_What this task involves_
Using the listing below, select the lines with the word "name" and copy them.

_Records for the exercise_
☆ ☆ ☆ ☆ ☆ ☆ ☆

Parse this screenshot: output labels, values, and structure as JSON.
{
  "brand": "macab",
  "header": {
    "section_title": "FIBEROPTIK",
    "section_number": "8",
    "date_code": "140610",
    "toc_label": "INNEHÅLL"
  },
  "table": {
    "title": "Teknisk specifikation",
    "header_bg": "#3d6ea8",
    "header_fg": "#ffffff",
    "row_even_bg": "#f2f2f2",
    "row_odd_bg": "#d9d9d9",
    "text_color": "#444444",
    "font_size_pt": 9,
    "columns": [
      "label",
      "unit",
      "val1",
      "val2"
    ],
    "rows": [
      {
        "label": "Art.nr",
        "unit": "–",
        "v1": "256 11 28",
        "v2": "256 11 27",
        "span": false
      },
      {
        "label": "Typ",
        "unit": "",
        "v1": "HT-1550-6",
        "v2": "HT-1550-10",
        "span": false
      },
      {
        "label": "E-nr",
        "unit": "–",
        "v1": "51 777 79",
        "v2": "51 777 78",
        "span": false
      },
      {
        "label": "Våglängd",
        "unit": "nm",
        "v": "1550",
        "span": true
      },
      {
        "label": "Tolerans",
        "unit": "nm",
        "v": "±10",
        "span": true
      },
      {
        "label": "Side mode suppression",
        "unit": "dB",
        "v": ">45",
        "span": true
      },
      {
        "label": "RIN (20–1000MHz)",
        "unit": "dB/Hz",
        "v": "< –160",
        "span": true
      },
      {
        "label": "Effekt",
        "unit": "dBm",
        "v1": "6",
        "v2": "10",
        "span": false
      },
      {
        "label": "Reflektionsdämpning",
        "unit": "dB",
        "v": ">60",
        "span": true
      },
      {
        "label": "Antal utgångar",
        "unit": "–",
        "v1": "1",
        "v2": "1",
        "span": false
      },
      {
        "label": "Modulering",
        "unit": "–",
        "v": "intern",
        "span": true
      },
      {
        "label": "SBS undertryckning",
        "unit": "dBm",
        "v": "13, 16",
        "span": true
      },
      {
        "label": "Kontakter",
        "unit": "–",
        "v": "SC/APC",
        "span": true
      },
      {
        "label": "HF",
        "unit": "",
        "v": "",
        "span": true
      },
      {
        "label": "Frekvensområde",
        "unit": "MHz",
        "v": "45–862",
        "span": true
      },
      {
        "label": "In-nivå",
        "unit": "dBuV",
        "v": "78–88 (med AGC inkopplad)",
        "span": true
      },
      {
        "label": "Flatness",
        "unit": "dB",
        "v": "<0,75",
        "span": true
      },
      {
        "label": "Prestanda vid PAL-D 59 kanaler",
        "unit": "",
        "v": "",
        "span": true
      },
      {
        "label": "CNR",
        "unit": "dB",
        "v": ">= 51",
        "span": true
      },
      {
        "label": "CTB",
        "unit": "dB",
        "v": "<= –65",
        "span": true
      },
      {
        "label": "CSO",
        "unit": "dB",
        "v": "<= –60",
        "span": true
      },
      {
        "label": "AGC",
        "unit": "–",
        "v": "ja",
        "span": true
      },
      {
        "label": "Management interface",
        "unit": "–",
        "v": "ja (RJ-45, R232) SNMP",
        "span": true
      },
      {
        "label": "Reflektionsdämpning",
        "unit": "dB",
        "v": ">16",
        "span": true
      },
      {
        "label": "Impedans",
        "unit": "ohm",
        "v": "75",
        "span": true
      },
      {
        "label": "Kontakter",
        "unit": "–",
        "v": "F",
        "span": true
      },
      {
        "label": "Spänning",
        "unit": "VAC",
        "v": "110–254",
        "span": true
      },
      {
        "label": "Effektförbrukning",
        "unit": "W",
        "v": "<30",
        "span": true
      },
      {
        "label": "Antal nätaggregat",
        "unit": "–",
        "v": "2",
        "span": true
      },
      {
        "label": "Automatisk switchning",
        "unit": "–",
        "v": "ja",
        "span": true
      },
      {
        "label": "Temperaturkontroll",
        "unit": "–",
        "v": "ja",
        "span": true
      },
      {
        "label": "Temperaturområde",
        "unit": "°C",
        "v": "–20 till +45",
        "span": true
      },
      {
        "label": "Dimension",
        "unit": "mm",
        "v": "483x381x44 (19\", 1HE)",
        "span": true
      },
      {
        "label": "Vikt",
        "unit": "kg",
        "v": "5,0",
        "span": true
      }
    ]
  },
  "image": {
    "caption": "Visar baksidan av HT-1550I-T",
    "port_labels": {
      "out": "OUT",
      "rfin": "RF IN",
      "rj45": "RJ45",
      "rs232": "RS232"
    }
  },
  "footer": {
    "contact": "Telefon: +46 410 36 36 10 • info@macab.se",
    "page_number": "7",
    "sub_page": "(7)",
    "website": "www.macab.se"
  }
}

☆ ☆ ☆ ☆ ☆ ☆ ☆

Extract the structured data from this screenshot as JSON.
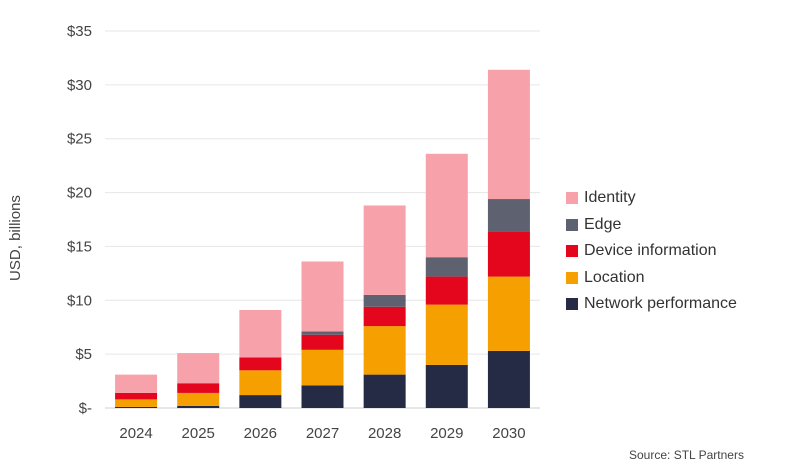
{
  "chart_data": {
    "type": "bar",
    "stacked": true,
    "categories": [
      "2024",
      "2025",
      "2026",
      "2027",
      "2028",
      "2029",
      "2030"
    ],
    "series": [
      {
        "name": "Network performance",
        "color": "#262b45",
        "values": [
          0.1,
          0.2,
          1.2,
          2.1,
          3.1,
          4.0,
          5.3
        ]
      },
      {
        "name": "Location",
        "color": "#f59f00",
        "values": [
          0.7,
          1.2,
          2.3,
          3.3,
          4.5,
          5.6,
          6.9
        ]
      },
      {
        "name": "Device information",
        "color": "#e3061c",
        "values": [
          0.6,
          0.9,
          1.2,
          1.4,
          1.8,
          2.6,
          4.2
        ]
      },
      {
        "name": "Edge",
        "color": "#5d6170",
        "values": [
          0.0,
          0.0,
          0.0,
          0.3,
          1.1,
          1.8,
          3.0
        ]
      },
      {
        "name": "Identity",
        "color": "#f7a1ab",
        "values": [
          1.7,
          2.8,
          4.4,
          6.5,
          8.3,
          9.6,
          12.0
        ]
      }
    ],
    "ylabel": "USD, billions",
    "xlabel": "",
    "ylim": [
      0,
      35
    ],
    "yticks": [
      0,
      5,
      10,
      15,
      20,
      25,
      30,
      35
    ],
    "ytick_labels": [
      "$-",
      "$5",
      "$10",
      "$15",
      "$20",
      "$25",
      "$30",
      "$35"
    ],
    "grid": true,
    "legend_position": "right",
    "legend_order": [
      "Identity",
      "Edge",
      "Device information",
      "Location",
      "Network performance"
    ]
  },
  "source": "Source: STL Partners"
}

☆ ☆ ☆ ☆ ☆ ☆ ☆

_Result of the exercise_
        "name": "Network performance",
        "name": "Location",
        "name": "Device information",
        "name": "Edge",
        "name": "Identity",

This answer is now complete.